_Excerpted data:_
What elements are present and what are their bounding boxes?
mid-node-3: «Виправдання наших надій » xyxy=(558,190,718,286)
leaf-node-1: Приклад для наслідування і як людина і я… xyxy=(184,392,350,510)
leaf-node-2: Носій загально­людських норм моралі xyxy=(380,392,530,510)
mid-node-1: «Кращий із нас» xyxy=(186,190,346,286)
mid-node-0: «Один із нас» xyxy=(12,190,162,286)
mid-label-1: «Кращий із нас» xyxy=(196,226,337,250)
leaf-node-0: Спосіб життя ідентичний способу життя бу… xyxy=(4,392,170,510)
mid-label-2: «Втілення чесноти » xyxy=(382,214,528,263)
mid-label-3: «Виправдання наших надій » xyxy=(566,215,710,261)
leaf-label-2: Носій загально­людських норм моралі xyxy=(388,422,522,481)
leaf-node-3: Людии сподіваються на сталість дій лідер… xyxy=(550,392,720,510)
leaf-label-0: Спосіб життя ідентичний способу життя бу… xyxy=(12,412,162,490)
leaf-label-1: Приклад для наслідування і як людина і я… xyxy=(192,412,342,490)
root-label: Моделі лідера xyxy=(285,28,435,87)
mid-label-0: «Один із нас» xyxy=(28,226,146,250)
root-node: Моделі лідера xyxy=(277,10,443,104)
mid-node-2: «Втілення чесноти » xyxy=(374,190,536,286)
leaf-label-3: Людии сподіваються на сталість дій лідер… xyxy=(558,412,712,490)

_Short task:_ Lay out the entries from the first line through the line containing "leaf-label-2: Носій загально­людських" as a Markdown table with columns Row and Text, one numbered row per line, skipping any blank lines.

_Result of this exercise:_
| Row | Text |
|---|---|
| 1 | What elements are present and what are their bounding boxes? |
| 2 | mid-node-3: «Виправдання наших надій » xyxy=(558,190,718,286) |
| 3 | leaf-node-1: Приклад для наслідування і як людина і я… xyxy=(184,392,350,510) |
| 4 | leaf-node-2: Носій загально­людських норм моралі xyxy=(380,392,530,510) |
| 5 | mid-node-1: «Кращий із нас» xyxy=(186,190,346,286) |
| 6 | mid-node-0: «Один із нас» xyxy=(12,190,162,286) |
| 7 | mid-label-1: «Кращий із нас» xyxy=(196,226,337,250) |
| 8 | leaf-node-0: Спосіб життя ідентичний способу життя бу… xyxy=(4,392,170,510) |
| 9 | mid-label-2: «Втілення чесноти » xyxy=(382,214,528,263) |
| 10 | mid-label-3: «Виправдання наших надій » xyxy=(566,215,710,261) |
| 11 | leaf-label-2: Носій загально­людських норм моралі xyxy=(388,422,522,481) |